Exercise description ▸ Show each line of the data below that has the string "legal" in it.

------------------------

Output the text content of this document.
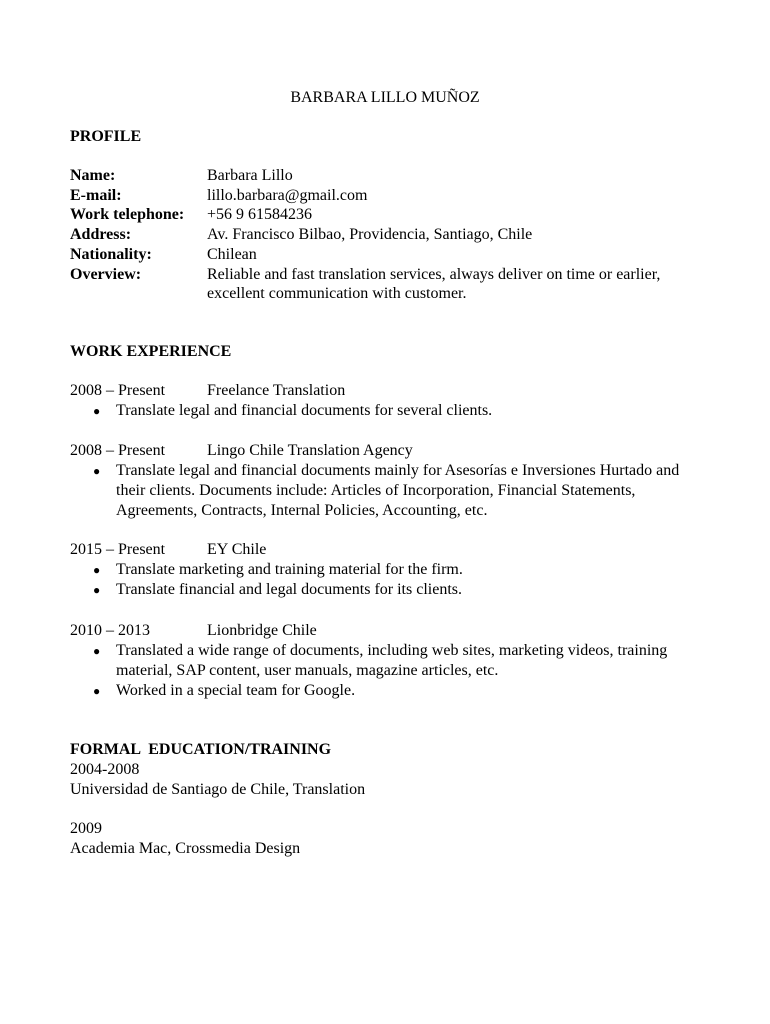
BARBARA LILLO MUÑOZ
PROFILE
Name:	Barbara Lillo
E-mail:	lillo.barbara@gmail.com
Work telephone:	+56 9 61584236
Address:	Av. Francisco Bilbao, Providencia, Santiago, Chile
Nationality:	Chilean
Overview:	Reliable and fast translation services, always deliver on time or earlier, excellent communication with customer.
WORK EXPERIENCE
2008 – Present	Freelance Translation
● Translate legal and financial documents for several clients.
2008 – Present	Lingo Chile Translation Agency
● Translate legal and financial documents mainly for Asesorías e Inversiones Hurtado and their clients. Documents include: Articles of Incorporation, Financial Statements, Agreements, Contracts, Internal Policies, Accounting, etc.
2015 – Present	EY Chile
● Translate marketing and training material for the firm.
● Translate financial and legal documents for its clients.
2010 – 2013	Lionbridge Chile
● Translated a wide range of documents, including web sites, marketing videos, training material, SAP content, user manuals, magazine articles, etc.
● Worked in a special team for Google.
FORMAL  EDUCATION/TRAINING
2004-2008
Universidad de Santiago de Chile, Translation
2009
Academia Mac, Crossmedia Design
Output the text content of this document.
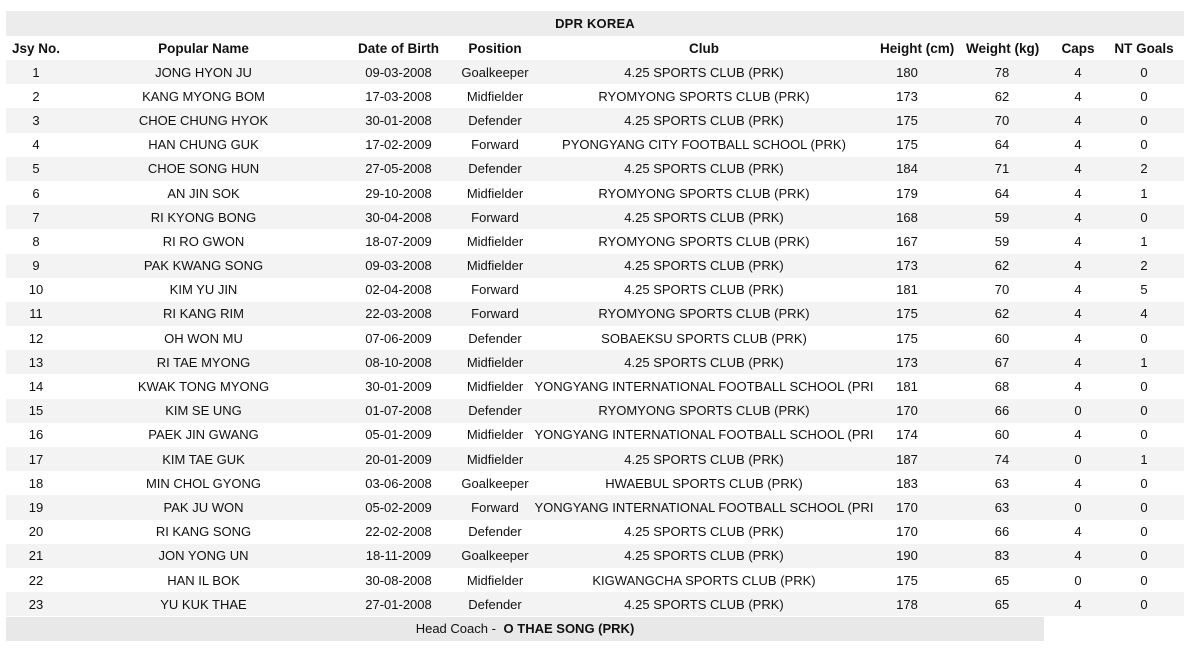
DPR KOREA
Jsy No.	Popular Name	Date of Birth	Position	Club	Height (cm)	Weight (kg)	Caps	NT Goals
1	JONG HYON JU	09-03-2008	Goalkeeper	4.25 SPORTS CLUB (PRK)	180	78	4	0
2	KANG MYONG BOM	17-03-2008	Midfielder	RYOMYONG SPORTS CLUB (PRK)	173	62	4	0
3	CHOE CHUNG HYOK	30-01-2008	Defender	4.25 SPORTS CLUB (PRK)	175	70	4	0
4	HAN CHUNG GUK	17-02-2009	Forward	PYONGYANG CITY FOOTBALL SCHOOL (PRK)	175	64	4	0
5	CHOE SONG HUN	27-05-2008	Defender	4.25 SPORTS CLUB (PRK)	184	71	4	2
6	AN JIN SOK	29-10-2008	Midfielder	RYOMYONG SPORTS CLUB (PRK)	179	64	4	1
7	RI KYONG BONG	30-04-2008	Forward	4.25 SPORTS CLUB (PRK)	168	59	4	0
8	RI RO GWON	18-07-2009	Midfielder	RYOMYONG SPORTS CLUB (PRK)	167	59	4	1
9	PAK KWANG SONG	09-03-2008	Midfielder	4.25 SPORTS CLUB (PRK)	173	62	4	2
10	KIM YU JIN	02-04-2008	Forward	4.25 SPORTS CLUB (PRK)	181	70	4	5
11	RI KANG RIM	22-03-2008	Forward	RYOMYONG SPORTS CLUB (PRK)	175	62	4	4
12	OH WON MU	07-06-2009	Defender	SOBAEKSU SPORTS CLUB (PRK)	175	60	4	0
13	RI TAE MYONG	08-10-2008	Midfielder	4.25 SPORTS CLUB (PRK)	173	67	4	1
14	KWAK TONG MYONG	30-01-2009	Midfielder	YONGYANG INTERNATIONAL FOOTBALL SCHOOL (PRI	181	68	4	0
15	KIM SE UNG	01-07-2008	Defender	RYOMYONG SPORTS CLUB (PRK)	170	66	0	0
16	PAEK JIN GWANG	05-01-2009	Midfielder	YONGYANG INTERNATIONAL FOOTBALL SCHOOL (PRI	174	60	4	0
17	KIM TAE GUK	20-01-2009	Midfielder	4.25 SPORTS CLUB (PRK)	187	74	0	1
18	MIN CHOL GYONG	03-06-2008	Goalkeeper	HWAEBUL SPORTS CLUB (PRK)	183	63	4	0
19	PAK JU WON	05-02-2009	Forward	YONGYANG INTERNATIONAL FOOTBALL SCHOOL (PRI	170	63	0	0
20	RI KANG SONG	22-02-2008	Defender	4.25 SPORTS CLUB (PRK)	170	66	4	0
21	JON YONG UN	18-11-2009	Goalkeeper	4.25 SPORTS CLUB (PRK)	190	83	4	0
22	HAN IL BOK	30-08-2008	Midfielder	KIGWANGCHA SPORTS CLUB (PRK)	175	65	0	0
23	YU KUK THAE	27-01-2008	Defender	4.25 SPORTS CLUB (PRK)	178	65	4	0
Head Coach - O THAE SONG (PRK)
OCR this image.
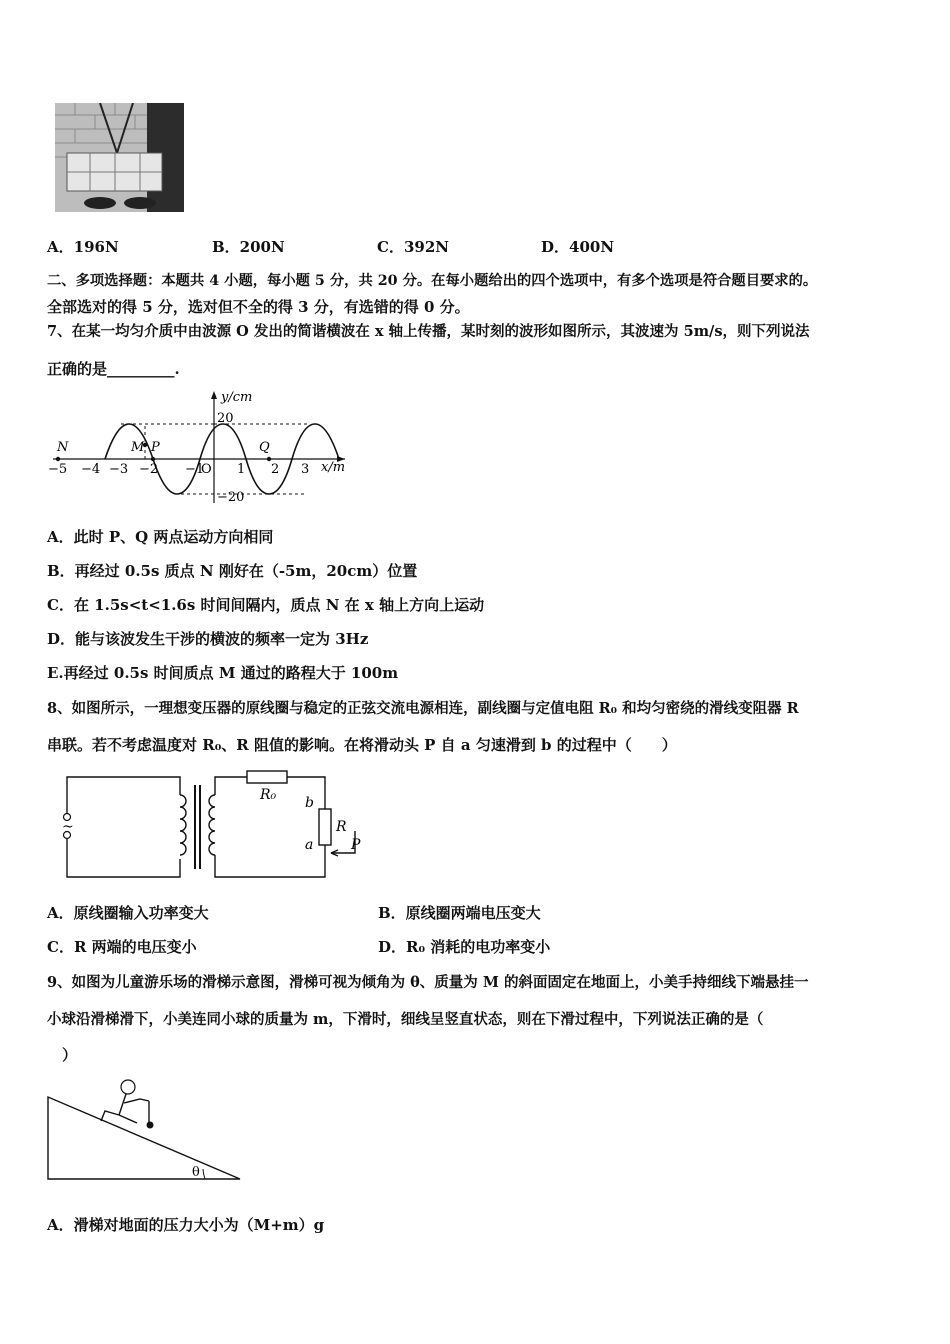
A．196N	B．200N	C．392N	D．400N
二、多项选择题：本题共 4 小题，每小题 5 分，共 20 分。在每小题给出的四个选项中，有多个选项是符合题目要求的。
全部选对的得 5 分，选对但不全的得 3 分，有选错的得 0 分。
7、在某一均匀介质中由波源 O 发出的简谐横波在 x 轴上传播，某时刻的波形如图所示，其波速为 5m/s，则下列说法
正确的是_________.
y/cm
x/m
20
−20
−5 −4 −3 −2 −1
O 1 2 3
N	M P	Q
A．此时 P、Q 两点运动方向相同
B．再经过 0.5s 质点 N 刚好在（-5m，20cm）位置
C．在 1.5s<t<1.6s 时间间隔内，质点 N 在 x 轴上方向上运动
D．能与该波发生干涉的横波的频率一定为 3Hz
E.再经过 0.5s 时间质点 M 通过的路程大于 100m
8、如图所示，一理想变压器的原线圈与稳定的正弦交流电源相连，副线圈与定值电阻 R₀ 和均匀密绕的滑线变阻器 R
串联。若不考虑温度对 R₀、R 阻值的影响。在将滑动头 P 自 a 匀速滑到 b 的过程中（　　）
~
R₀ b
R
a	P
A．原线圈输入功率变大	B．原线圈两端电压变大
C．R 两端的电压变小	D．R₀ 消耗的电功率变小
9、如图为儿童游乐场的滑梯示意图，滑梯可视为倾角为 θ、质量为 M 的斜面固定在地面上，小美手持细线下端悬挂一
小球沿滑梯滑下，小美连同小球的质量为 m，下滑时，细线呈竖直状态，则在下滑过程中，下列说法正确的是（
）
θ
A．滑梯对地面的压力大小为（M+m）g
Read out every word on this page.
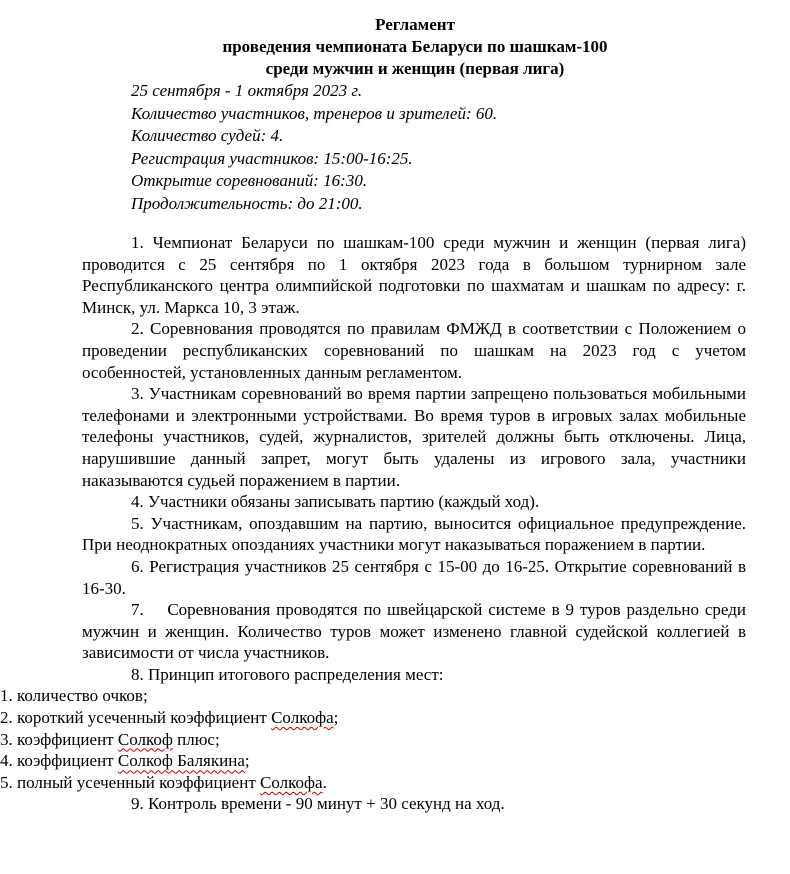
Регламент
проведения чемпионата Беларуси по шашкам-100
среди мужчин и женщин (первая лига)
25 сентября - 1 октября 2023 г.
Количество участников, тренеров и зрителей: 60.
Количество судей: 4.
Регистрация участников: 15:00-16:25.
Открытие соревнований: 16:30.
Продолжительность: до 21:00.

1. Чемпионат Беларуси по шашкам-100 среди мужчин и женщин (первая лига) проводится с 25 сентября по 1 октября 2023 года в большом турнирном зале Республиканского центра олимпийской подготовки по шахматам и шашкам по адресу: г. Минск, ул. Маркса 10, 3 этаж.

2. Соревнования проводятся по правилам ФМЖД в соответствии с Положением о проведении республиканских соревнований по шашкам на 2023 год с учетом особенностей, установленных данным регламентом.

3. Участникам соревнований во время партии запрещено пользоваться мобильными телефонами и электронными устройствами. Во время туров в игровых залах мобильные телефоны участников, судей, журналистов, зрителей должны быть отключены. Лица, нарушившие данный запрет, могут быть удалены из игрового зала, участники наказываются судьей поражением в партии.

4. Участники обязаны записывать партию (каждый ход).

5. Участникам, опоздавшим на партию, выносится официальное предупреждение. При неоднократных опозданиях участники могут наказываться поражением в партии.

6. Регистрация участников 25 сентября с 15-00 до 16-25. Открытие соревнований в 16-30.

7.    Соревнования проводятся по швейцарской системе в 9 туров раздельно среди мужчин и женщин. Количество туров может изменено главной судейской коллегией в зависимости от числа участников.

8. Принцип итогового распределения мест:

1. количество очков;
2. короткий усеченный коэффициент Солкофа;
3. коэффициент Солкоф плюс;
4. коэффициент Солкоф Балякина;
5. полный усеченный коэффициент Солкофа.

9. Контроль времени - 90 минут + 30 секунд на ход.
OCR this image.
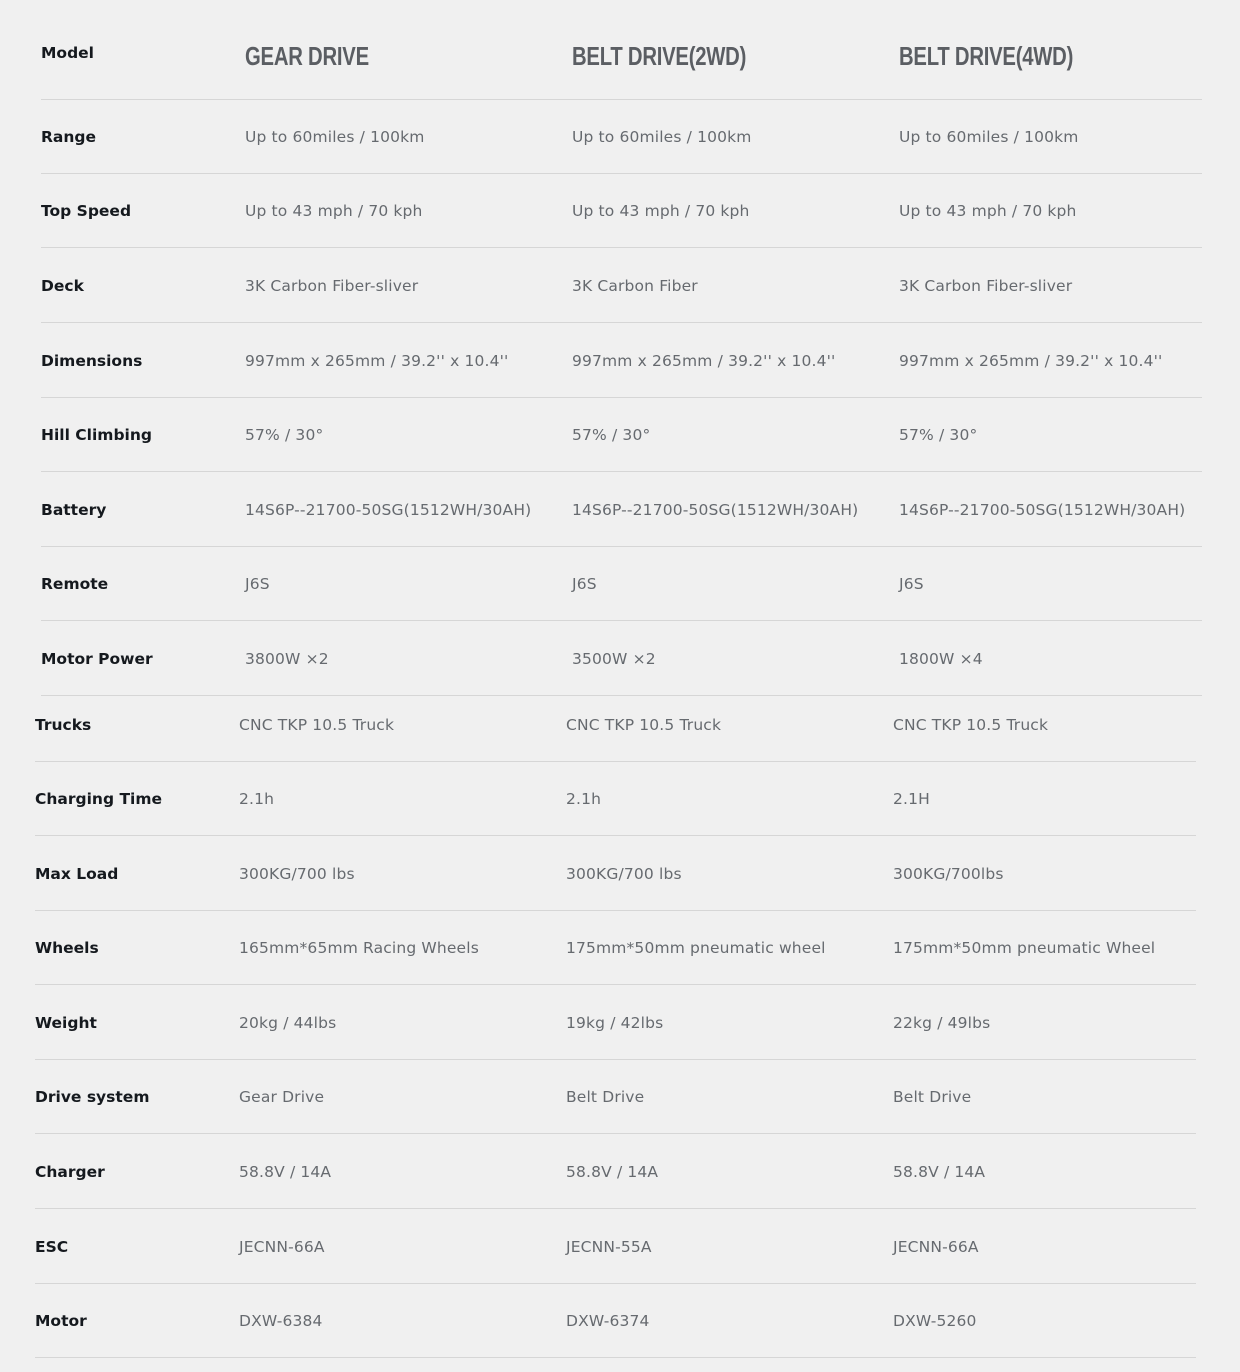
Model	GEAR DRIVE	BELT DRIVE(2WD)	BELT DRIVE(4WD)
Range	Up to 60miles / 100km	Up to 60miles / 100km	Up to 60miles / 100km
Top Speed	Up to 43 mph / 70 kph	Up to 43 mph / 70 kph	Up to 43 mph / 70 kph
Deck	3K Carbon Fiber-sliver	3K Carbon Fiber	3K Carbon Fiber-sliver
Dimensions	997mm x 265mm / 39.2'' x 10.4''	997mm x 265mm / 39.2'' x 10.4''	997mm x 265mm / 39.2'' x 10.4''
Hill Climbing	57% / 30°	57% / 30°	57% / 30°
Battery	14S6P--21700-50SG(1512WH/30AH)	14S6P--21700-50SG(1512WH/30AH)	14S6P--21700-50SG(1512WH/30AH)
Remote	J6S	J6S	J6S
Motor Power	3800W ×2	3500W ×2	1800W ×4
Trucks	CNC TKP 10.5 Truck	CNC TKP 10.5 Truck	CNC TKP 10.5 Truck
Charging Time	2.1h	2.1h	2.1H
Max Load	300KG/700 lbs	300KG/700 lbs	300KG/700lbs
Wheels	165mm*65mm Racing Wheels	175mm*50mm pneumatic wheel	175mm*50mm pneumatic Wheel
Weight	20kg / 44lbs	19kg / 42lbs	22kg / 49lbs
Drive system	Gear Drive	Belt Drive	Belt Drive
Charger	58.8V / 14A	58.8V / 14A	58.8V / 14A
ESC	JECNN-66A	JECNN-55A	JECNN-66A
Motor	DXW-6384	DXW-6374	DXW-5260
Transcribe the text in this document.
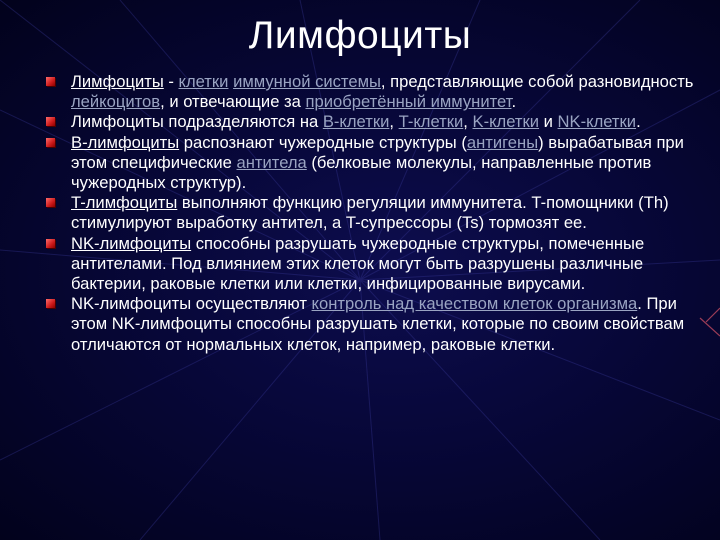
Лимфоциты
Лимфоциты - клетки иммунной системы, представляющие собой разновидность лейкоцитов, и отвечающие за приобретённый иммунитет.
Лимфоциты подразделяются на B-клетки, T-клетки, K-клетки и NK-клетки.
B-лимфоциты распознают чужеродные структуры (антигены) вырабатывая при этом специфические антитела (белковые молекулы, направленные против чужеродных структур).
T-лимфоциты выполняют функцию регуляции иммунитета. T-помощники (Th) стимулируют выработку антител, а T-супрессоры (Ts) тормозят ее.
NK-лимфоциты способны разрушать чужеродные структуры, помеченные антителами. Под влиянием этих клеток могут быть разрушены различные бактерии, раковые клетки или клетки, инфицированные вирусами.
NK-лимфоциты осуществляют контроль над качеством клеток организма. При этом NK-лимфоциты способны разрушать клетки, которые по своим свойствам отличаются от нормальных клеток, например, раковые клетки.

------------------------

Worked solution ▸
● Translate legal and financial documents for several clients.
● Translate legal and financial documents mainly for Asesorías e Inversiones Hurtado and their clients. Documents include: Articles of Incorporation, Financial Statements, Agreements, Contracts, Internal Policies, Accounting, etc.
● Translate financial and legal documents for its clients.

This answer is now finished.